======== Task input ========

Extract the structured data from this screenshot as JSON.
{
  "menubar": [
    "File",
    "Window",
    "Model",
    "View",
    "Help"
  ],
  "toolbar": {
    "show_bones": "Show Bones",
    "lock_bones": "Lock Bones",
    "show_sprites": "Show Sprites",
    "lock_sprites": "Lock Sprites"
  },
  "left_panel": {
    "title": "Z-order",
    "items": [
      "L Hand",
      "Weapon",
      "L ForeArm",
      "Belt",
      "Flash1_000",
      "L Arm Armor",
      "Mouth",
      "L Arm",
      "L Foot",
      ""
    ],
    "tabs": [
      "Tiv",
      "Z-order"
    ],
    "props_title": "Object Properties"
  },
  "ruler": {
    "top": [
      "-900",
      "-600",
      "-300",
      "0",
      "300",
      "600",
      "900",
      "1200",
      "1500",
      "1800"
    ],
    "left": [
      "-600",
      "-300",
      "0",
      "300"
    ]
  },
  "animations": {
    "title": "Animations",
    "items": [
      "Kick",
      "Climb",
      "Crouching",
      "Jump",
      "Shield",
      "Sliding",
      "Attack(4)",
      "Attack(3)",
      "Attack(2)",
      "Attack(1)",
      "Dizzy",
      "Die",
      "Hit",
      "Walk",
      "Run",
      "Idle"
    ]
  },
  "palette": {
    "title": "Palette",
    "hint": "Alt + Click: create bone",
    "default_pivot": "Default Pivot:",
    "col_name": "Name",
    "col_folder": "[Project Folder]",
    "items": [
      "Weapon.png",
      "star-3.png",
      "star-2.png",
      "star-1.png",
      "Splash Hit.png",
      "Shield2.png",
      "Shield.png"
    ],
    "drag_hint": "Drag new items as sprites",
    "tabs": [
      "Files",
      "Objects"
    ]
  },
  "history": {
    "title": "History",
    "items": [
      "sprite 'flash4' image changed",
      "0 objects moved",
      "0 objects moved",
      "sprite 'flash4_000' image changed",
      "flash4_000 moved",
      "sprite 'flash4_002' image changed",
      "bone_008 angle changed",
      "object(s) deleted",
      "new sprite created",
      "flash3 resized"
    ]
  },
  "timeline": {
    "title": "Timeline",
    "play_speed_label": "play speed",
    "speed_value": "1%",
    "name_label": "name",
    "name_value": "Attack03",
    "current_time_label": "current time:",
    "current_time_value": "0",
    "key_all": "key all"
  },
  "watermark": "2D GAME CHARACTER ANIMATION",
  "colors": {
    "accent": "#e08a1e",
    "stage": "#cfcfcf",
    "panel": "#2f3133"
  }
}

========

▶ Goal
Show the lines that mention the word "Bones".

▶ Answer below
    "show_bones": "Show Bones",
    "lock_bones": "Lock Bones",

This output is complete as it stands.